▸ Problem details
From the listing below, extract each line containing the string "corps".

▸ Data supplied
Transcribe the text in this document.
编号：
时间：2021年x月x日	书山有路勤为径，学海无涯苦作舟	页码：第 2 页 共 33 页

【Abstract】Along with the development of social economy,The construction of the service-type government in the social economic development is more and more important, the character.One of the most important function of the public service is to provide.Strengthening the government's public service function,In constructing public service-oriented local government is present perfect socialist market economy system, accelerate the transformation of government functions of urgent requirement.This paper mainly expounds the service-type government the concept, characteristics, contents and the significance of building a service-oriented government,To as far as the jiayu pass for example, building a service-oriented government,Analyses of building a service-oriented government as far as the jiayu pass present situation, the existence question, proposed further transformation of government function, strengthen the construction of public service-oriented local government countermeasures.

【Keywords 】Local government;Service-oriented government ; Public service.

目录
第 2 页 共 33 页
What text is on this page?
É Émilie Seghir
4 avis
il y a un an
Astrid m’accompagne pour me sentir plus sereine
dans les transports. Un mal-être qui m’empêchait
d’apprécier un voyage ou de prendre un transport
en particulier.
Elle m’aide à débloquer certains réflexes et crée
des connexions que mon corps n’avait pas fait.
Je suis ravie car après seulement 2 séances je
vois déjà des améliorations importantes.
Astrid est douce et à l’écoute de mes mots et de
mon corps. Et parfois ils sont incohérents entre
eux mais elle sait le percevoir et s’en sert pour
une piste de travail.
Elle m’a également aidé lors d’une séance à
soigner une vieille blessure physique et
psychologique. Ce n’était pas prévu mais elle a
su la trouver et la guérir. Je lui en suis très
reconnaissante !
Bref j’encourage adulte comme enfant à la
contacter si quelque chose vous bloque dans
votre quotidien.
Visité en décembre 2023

▸ The result
des connexions que mon corps n’avait pas fait.
mon corps. Et parfois ils sont incohérents entre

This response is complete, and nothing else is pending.